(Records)

begin

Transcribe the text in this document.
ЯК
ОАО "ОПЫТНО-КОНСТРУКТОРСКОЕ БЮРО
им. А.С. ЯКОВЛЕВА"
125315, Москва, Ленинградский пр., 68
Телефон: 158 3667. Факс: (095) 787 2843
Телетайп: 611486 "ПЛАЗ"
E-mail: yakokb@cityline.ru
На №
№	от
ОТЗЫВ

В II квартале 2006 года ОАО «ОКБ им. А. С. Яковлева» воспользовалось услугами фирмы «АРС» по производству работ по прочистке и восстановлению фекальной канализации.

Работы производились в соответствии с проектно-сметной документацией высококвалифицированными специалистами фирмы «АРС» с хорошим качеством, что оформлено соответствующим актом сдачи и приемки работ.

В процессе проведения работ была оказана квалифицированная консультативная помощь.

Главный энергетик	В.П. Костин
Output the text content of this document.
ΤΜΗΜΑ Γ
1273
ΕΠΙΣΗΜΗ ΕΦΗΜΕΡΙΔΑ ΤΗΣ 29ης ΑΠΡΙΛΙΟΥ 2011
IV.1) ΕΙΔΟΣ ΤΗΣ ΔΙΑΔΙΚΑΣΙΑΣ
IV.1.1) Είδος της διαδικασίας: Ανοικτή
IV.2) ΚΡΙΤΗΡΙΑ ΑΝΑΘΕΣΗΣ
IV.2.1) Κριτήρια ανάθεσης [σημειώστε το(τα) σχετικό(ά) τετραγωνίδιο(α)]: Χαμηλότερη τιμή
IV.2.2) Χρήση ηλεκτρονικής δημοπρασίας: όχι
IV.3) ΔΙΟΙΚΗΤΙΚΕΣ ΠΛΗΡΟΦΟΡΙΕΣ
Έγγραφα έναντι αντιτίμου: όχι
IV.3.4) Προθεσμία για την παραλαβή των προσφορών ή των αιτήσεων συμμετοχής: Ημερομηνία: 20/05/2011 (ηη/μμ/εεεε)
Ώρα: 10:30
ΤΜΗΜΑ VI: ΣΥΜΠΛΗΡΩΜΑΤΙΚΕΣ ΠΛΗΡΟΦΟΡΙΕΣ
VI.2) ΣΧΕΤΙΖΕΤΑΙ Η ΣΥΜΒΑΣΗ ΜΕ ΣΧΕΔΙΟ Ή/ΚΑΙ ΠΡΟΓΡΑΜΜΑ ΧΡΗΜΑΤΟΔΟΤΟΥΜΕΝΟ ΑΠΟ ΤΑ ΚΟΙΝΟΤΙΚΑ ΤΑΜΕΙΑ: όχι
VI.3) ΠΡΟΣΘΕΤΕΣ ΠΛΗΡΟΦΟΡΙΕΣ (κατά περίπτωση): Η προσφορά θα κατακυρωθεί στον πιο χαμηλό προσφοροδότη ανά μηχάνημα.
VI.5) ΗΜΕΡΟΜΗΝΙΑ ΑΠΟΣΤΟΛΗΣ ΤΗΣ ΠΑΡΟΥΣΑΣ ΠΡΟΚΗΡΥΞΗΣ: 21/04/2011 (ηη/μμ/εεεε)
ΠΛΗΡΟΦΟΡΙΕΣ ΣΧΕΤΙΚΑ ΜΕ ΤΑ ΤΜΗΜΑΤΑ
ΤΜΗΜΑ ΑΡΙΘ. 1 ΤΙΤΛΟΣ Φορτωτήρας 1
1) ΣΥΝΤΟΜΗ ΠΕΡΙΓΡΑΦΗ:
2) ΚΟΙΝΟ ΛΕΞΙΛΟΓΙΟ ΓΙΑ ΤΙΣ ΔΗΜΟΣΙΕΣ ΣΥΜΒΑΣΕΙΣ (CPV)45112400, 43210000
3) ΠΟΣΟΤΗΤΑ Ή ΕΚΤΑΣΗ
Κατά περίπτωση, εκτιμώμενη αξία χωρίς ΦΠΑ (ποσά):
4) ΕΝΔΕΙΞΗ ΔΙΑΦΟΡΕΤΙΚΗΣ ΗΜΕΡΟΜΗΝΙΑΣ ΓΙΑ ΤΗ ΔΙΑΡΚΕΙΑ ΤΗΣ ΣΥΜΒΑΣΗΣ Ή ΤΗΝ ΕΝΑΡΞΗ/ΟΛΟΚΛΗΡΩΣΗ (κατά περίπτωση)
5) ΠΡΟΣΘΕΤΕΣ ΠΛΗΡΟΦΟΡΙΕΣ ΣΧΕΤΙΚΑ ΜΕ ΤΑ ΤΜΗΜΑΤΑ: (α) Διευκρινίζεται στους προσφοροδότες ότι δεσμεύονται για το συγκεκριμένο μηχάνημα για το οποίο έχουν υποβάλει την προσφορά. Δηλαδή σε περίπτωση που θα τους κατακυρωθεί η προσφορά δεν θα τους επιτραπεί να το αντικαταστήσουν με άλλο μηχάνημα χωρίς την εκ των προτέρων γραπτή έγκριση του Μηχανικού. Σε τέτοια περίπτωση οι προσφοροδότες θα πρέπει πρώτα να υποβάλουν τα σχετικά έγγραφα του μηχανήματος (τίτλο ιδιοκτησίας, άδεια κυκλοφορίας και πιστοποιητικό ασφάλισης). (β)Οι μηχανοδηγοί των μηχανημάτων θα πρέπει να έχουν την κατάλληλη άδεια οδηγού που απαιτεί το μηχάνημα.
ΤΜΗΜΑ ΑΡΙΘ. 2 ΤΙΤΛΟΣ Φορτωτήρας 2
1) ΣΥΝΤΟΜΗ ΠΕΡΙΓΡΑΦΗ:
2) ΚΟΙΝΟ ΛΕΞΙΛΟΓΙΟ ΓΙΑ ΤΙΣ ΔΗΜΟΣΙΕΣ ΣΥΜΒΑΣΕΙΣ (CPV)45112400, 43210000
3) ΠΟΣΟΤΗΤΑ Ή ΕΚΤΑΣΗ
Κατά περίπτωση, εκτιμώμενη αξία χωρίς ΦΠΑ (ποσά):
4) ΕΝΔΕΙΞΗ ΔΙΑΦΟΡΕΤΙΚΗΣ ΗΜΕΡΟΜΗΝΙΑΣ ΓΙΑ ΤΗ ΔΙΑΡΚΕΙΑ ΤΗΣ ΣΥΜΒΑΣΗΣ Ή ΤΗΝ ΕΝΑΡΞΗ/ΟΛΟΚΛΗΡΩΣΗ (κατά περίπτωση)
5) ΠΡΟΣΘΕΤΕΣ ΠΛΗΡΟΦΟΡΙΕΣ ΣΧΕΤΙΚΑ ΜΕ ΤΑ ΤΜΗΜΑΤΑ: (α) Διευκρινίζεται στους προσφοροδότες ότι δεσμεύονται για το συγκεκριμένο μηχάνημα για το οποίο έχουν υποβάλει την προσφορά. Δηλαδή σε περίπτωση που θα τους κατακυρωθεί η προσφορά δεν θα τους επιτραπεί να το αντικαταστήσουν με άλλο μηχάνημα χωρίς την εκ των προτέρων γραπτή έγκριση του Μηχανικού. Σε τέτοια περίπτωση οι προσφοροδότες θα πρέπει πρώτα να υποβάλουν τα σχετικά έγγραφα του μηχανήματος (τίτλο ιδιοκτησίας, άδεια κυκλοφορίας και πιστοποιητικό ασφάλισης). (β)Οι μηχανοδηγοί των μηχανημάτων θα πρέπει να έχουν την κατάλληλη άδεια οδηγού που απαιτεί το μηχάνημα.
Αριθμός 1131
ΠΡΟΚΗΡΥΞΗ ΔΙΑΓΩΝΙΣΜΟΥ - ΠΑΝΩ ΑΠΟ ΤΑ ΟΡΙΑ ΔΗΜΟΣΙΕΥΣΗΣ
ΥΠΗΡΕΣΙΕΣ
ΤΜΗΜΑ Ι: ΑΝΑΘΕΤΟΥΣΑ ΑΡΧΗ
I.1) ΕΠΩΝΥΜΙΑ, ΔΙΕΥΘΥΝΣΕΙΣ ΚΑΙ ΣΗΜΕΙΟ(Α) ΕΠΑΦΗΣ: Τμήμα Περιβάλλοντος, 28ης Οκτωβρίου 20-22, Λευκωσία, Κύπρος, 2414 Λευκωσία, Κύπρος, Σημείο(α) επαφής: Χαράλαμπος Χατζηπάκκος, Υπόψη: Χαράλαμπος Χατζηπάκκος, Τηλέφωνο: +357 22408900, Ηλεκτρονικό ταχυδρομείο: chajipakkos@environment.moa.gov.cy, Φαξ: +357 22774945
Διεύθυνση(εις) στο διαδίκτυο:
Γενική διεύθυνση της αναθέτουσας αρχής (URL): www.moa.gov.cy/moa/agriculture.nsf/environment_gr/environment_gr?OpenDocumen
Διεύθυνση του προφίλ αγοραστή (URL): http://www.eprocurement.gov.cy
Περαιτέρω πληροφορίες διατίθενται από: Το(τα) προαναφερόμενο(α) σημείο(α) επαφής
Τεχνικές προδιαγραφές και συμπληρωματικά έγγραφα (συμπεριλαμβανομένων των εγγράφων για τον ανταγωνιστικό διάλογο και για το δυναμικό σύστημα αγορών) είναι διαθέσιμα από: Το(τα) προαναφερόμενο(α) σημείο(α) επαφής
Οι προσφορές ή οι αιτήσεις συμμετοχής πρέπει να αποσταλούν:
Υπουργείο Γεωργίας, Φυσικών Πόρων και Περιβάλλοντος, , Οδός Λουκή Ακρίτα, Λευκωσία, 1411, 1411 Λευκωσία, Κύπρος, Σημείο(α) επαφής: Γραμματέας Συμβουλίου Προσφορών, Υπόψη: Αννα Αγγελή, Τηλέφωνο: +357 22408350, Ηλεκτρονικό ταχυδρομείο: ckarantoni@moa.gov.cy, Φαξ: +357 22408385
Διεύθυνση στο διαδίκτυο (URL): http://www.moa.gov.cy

end

Task objective: Set out every line from the material that contains the string "διαδίκτυο".

Answer to this problem:
Διεύθυνση(εις) στο διαδίκτυο:
Διεύθυνση στο διαδίκτυο (URL): http://www.moa.gov.cy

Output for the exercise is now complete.